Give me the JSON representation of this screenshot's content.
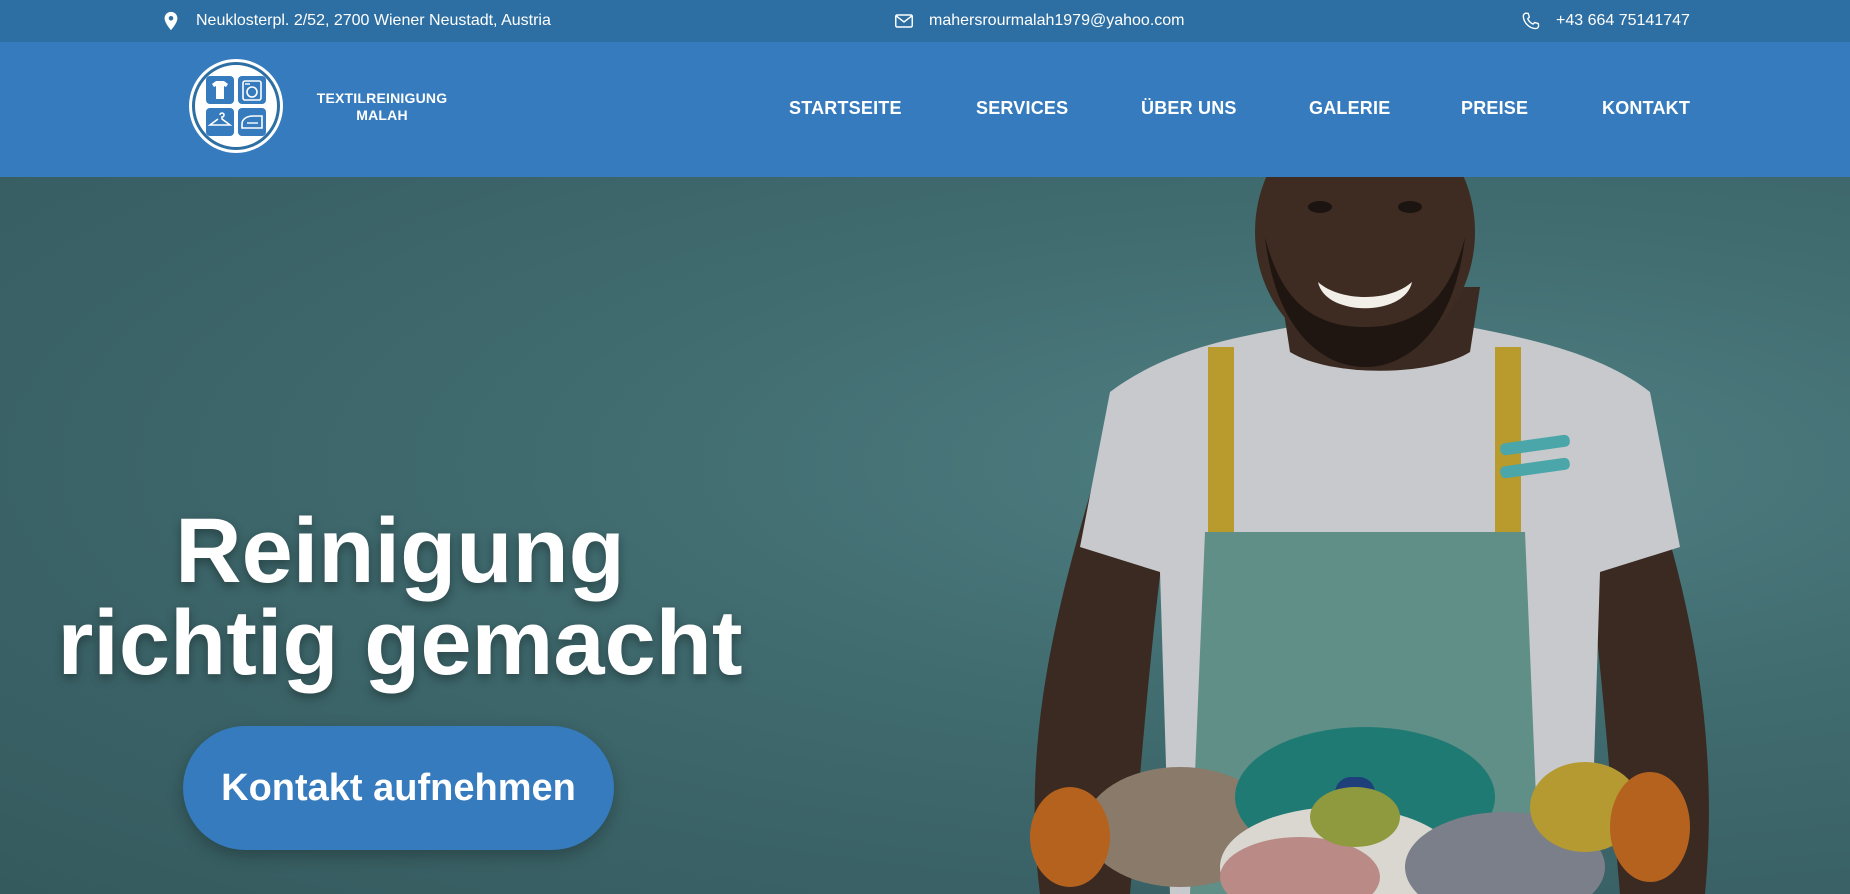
{
  "topbar": {
    "address": "Neuklosterpl. 2/52, 2700 Wiener Neustadt, Austria",
    "address_icon": "location-pin-icon",
    "email": "mahersrourmalah1979@yahoo.com",
    "email_icon": "envelope-icon",
    "phone": "+43 664 75141747",
    "phone_icon": "phone-icon"
  },
  "brand": {
    "line1": "TEXTILREINIGUNG",
    "line2": "MALAH"
  },
  "nav": {
    "items": [
      {
        "label": "STARTSEITE"
      },
      {
        "label": "SERVICES"
      },
      {
        "label": "ÜBER UNS"
      },
      {
        "label": "GALERIE"
      },
      {
        "label": "PREISE"
      },
      {
        "label": "KONTAKT"
      }
    ]
  },
  "hero": {
    "title_line1": "Reinigung",
    "title_line2": "richtig gemacht",
    "cta_label": "Kontakt aufnehmen"
  },
  "colors": {
    "topbar_bg": "#2d6fa3",
    "header_bg": "#357bbd",
    "hero_bg": "#3f6a6e",
    "button_bg": "#357bbd"
  }
}
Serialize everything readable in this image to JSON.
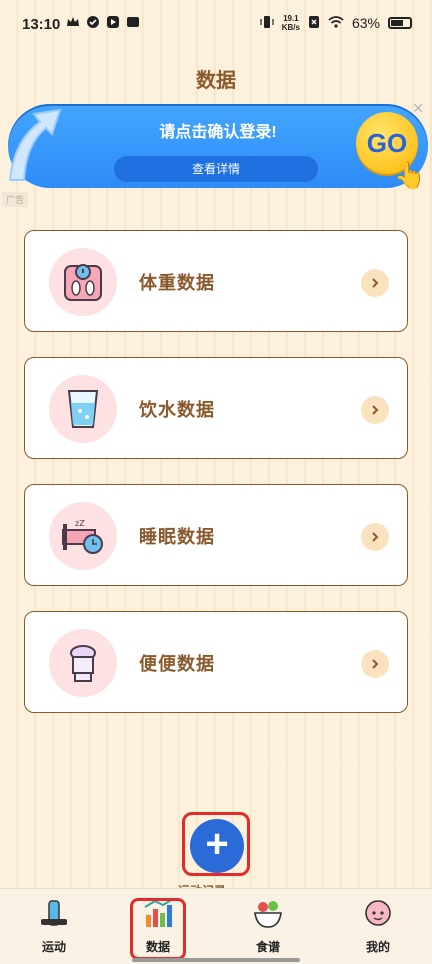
{
  "status_bar": {
    "time": "13:10",
    "net_speed_value": "19.1",
    "net_speed_unit": "KB/s",
    "battery": "63%"
  },
  "page": {
    "title": "数据"
  },
  "banner": {
    "text": "请点击确认登录!",
    "button": "查看详情",
    "go": "GO",
    "ad_label": "广告"
  },
  "cards": [
    {
      "label": "体重数据",
      "icon": "scale-icon"
    },
    {
      "label": "饮水数据",
      "icon": "water-glass-icon"
    },
    {
      "label": "睡眠数据",
      "icon": "sleep-bed-icon"
    },
    {
      "label": "便便数据",
      "icon": "toilet-icon"
    }
  ],
  "fab": {
    "label_partial": "运动记录"
  },
  "nav": {
    "items": [
      {
        "label": "运动",
        "icon": "fitness-icon"
      },
      {
        "label": "数据",
        "icon": "chart-icon"
      },
      {
        "label": "食谱",
        "icon": "food-bowl-icon"
      },
      {
        "label": "我的",
        "icon": "avatar-icon"
      }
    ],
    "active": "数据"
  },
  "colors": {
    "accent_brown": "#8a5a2c",
    "fab_blue": "#2a6bd8",
    "highlight_red": "#e32b2b",
    "banner_blue": "#43a6ff"
  }
}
....
» **Written task**
Give back the entries verbatim. Do not include any picture.

» **Exercise answer**
Give me the JSON representation of this screenshot's content.
{
  "topbar": {
    "address": "Neuklosterpl. 2/52, 2700 Wiener Neustadt, Austria",
    "address_icon": "location-pin-icon",
    "email": "mahersrourmalah1979@yahoo.com",
    "email_icon": "envelope-icon",
    "phone": "+43 664 75141747",
    "phone_icon": "phone-icon"
  },
  "brand": {
    "line1": "TEXTILREINIGUNG",
    "line2": "MALAH"
  },
  "nav": {
    "items": [
      {
        "label": "STARTSEITE"
      },
      {
        "label": "SERVICES"
      },
      {
        "label": "ÜBER UNS"
      },
      {
        "label": "GALERIE"
      },
      {
        "label": "PREISE"
      },
      {
        "label": "KONTAKT"
      }
    ]
  },
  "hero": {
    "title_line1": "Reinigung",
    "title_line2": "richtig gemacht",
    "cta_label": "Kontakt aufnehmen"
  },
  "colors": {
    "topbar_bg": "#2d6fa3",
    "header_bg": "#357bbd",
    "hero_bg": "#3f6a6e",
    "button_bg": "#357bbd"
  }
}
Serialize everything readable in this image to JSON.
{
  "status_bar": {
    "time": "13:10",
    "net_speed_value": "19.1",
    "net_speed_unit": "KB/s",
    "battery": "63%"
  },
  "page": {
    "title": "数据"
  },
  "banner": {
    "text": "请点击确认登录!",
    "button": "查看详情",
    "go": "GO",
    "ad_label": "广告"
  },
  "cards": [
    {
      "label": "体重数据",
      "icon": "scale-icon"
    },
    {
      "label": "饮水数据",
      "icon": "water-glass-icon"
    },
    {
      "label": "睡眠数据",
      "icon": "sleep-bed-icon"
    },
    {
      "label": "便便数据",
      "icon": "toilet-icon"
    }
  ],
  "fab": {
    "label_partial": "运动记录"
  },
  "nav": {
    "items": [
      {
        "label": "运动",
        "icon": "fitness-icon"
      },
      {
        "label": "数据",
        "icon": "chart-icon"
      },
      {
        "label": "食谱",
        "icon": "food-bowl-icon"
      },
      {
        "label": "我的",
        "icon": "avatar-icon"
      }
    ],
    "active": "数据"
  },
  "colors": {
    "accent_brown": "#8a5a2c",
    "fab_blue": "#2a6bd8",
    "highlight_red": "#e32b2b",
    "banner_blue": "#43a6ff"
  }
}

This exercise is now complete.